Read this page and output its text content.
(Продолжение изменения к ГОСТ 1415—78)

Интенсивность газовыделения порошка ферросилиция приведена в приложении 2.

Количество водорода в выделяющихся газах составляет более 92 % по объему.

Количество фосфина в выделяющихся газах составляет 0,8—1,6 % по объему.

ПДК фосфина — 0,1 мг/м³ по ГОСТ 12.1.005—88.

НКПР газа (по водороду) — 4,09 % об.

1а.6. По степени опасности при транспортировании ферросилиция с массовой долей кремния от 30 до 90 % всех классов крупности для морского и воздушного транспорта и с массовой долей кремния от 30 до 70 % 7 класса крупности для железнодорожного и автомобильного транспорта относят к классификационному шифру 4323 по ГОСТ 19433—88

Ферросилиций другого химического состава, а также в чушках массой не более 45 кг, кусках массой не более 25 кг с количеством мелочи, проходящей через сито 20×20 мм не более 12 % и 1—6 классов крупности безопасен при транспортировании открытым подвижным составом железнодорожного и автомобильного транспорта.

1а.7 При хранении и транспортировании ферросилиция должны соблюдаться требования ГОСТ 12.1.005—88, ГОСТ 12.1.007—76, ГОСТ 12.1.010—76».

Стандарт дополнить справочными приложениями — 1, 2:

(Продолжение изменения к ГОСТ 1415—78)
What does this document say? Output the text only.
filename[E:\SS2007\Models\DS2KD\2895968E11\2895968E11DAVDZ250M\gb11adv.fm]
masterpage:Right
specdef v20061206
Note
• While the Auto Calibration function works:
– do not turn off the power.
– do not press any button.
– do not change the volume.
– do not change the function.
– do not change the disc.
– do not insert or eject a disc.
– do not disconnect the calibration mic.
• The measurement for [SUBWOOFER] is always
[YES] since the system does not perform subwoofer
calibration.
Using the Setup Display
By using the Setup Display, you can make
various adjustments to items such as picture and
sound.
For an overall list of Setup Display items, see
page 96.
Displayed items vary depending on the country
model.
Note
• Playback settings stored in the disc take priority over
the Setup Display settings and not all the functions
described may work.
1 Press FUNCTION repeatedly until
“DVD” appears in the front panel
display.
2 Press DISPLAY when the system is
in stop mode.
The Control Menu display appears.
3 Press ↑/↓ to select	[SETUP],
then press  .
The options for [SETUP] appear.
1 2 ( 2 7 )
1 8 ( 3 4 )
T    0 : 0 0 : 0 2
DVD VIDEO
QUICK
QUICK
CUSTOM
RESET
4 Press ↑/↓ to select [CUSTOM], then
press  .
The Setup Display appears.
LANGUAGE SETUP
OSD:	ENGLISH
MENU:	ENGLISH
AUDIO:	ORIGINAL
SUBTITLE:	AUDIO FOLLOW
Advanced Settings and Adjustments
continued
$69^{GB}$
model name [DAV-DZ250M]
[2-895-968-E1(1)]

┄┄┄┄┄┄┄┄┄┄┄┄┄┄┄┄┄┄┄┄

| Task description |
Copy down the material exactly as written.

| Answer to this task |
Read this page and output its text content.
(Продолжение изменения к ГОСТ 1415—78)

Интенсивность газовыделения порошка ферросилиция приведена в приложении 2.

Количество водорода в выделяющихся газах составляет более 92 % по объему.

Количество фосфина в выделяющихся газах составляет 0,8—1,6 % по объему.

ПДК фосфина — 0,1 мг/м³ по ГОСТ 12.1.005—88.

НКПР газа (по водороду) — 4,09 % об.

1а.6. По степени опасности при транспортировании ферросилиция с массовой долей кремния от 30 до 90 % всех классов крупности для морского и воздушного транспорта и с массовой долей кремния от 30 до 70 % 7 класса крупности для железнодорожного и автомобильного транспорта относят к классификационному шифру 4323 по ГОСТ 19433—88

Ферросилиций другого химического состава, а также в чушках массой не более 45 кг, кусках массой не более 25 кг с количеством мелочи, проходящей через сито 20×20 мм не более 12 % и 1—6 классов крупности безопасен при транспортировании открытым подвижным составом железнодорожного и автомобильного транспорта.

1а.7 При хранении и транспортировании ферросилиция должны соблюдаться требования ГОСТ 12.1.005—88, ГОСТ 12.1.007—76, ГОСТ 12.1.010—76».

Стандарт дополнить справочными приложениями — 1, 2:

(Продолжение изменения к ГОСТ 1415—78)
What does this document say? Output the text only.
filename[E:\SS2007\Models\DS2KD\2895968E11\2895968E11DAVDZ250M\gb11adv.fm]
masterpage:Right
specdef v20061206
Note
• While the Auto Calibration function works:
– do not turn off the power.
– do not press any button.
– do not change the volume.
– do not change the function.
– do not change the disc.
– do not insert or eject a disc.
– do not disconnect the calibration mic.
• The measurement for [SUBWOOFER] is always
[YES] since the system does not perform subwoofer
calibration.
Using the Setup Display
By using the Setup Display, you can make
various adjustments to items such as picture and
sound.
For an overall list of Setup Display items, see
page 96.
Displayed items vary depending on the country
model.
Note
• Playback settings stored in the disc take priority over
the Setup Display settings and not all the functions
described may work.
1 Press FUNCTION repeatedly until
“DVD” appears in the front panel
display.
2 Press DISPLAY when the system is
in stop mode.
The Control Menu display appears.
3 Press ↑/↓ to select	[SETUP],
then press  .
The options for [SETUP] appear.
1 2 ( 2 7 )
1 8 ( 3 4 )
T    0 : 0 0 : 0 2
DVD VIDEO
QUICK
QUICK
CUSTOM
RESET
4 Press ↑/↓ to select [CUSTOM], then
press  .
The Setup Display appears.
LANGUAGE SETUP
OSD:	ENGLISH
MENU:	ENGLISH
AUDIO:	ORIGINAL
SUBTITLE:	AUDIO FOLLOW
Advanced Settings and Adjustments
continued
$69^{GB}$
model name [DAV-DZ250M]
[2-895-968-E1(1)]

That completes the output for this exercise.